**STATED GOAL:** Repeat everything in the material exactly.

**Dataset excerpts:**
^^^^^^^^^^^^^^^^
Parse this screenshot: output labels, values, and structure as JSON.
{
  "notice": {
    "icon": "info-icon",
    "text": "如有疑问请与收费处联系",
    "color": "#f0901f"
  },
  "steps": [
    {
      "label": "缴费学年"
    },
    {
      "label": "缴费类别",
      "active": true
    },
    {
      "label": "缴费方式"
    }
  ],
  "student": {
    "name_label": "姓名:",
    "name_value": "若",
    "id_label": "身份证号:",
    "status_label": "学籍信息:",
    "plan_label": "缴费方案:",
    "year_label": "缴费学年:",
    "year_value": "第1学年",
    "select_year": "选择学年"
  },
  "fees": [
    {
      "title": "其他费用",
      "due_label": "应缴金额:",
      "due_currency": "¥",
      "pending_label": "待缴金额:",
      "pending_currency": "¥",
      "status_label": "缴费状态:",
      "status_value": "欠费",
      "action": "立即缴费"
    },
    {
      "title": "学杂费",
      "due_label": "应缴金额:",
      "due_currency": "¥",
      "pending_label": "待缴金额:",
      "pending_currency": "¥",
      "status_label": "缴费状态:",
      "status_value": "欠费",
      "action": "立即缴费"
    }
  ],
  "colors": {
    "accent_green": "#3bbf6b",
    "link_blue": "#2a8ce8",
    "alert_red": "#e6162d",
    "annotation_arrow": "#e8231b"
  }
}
^^^^^^^^^^^^^^^^
**FINAL RESULT:**
Parse this screenshot: output labels, values, and structure as JSON.
{
  "notice": {
    "icon": "info-icon",
    "text": "如有疑问请与收费处联系",
    "color": "#f0901f"
  },
  "steps": [
    {
      "label": "缴费学年"
    },
    {
      "label": "缴费类别",
      "active": true
    },
    {
      "label": "缴费方式"
    }
  ],
  "student": {
    "name_label": "姓名:",
    "name_value": "若",
    "id_label": "身份证号:",
    "status_label": "学籍信息:",
    "plan_label": "缴费方案:",
    "year_label": "缴费学年:",
    "year_value": "第1学年",
    "select_year": "选择学年"
  },
  "fees": [
    {
      "title": "其他费用",
      "due_label": "应缴金额:",
      "due_currency": "¥",
      "pending_label": "待缴金额:",
      "pending_currency": "¥",
      "status_label": "缴费状态:",
      "status_value": "欠费",
      "action": "立即缴费"
    },
    {
      "title": "学杂费",
      "due_label": "应缴金额:",
      "due_currency": "¥",
      "pending_label": "待缴金额:",
      "pending_currency": "¥",
      "status_label": "缴费状态:",
      "status_value": "欠费",
      "action": "立即缴费"
    }
  ],
  "colors": {
    "accent_green": "#3bbf6b",
    "link_blue": "#2a8ce8",
    "alert_red": "#e6162d",
    "annotation_arrow": "#e8231b"
  }
}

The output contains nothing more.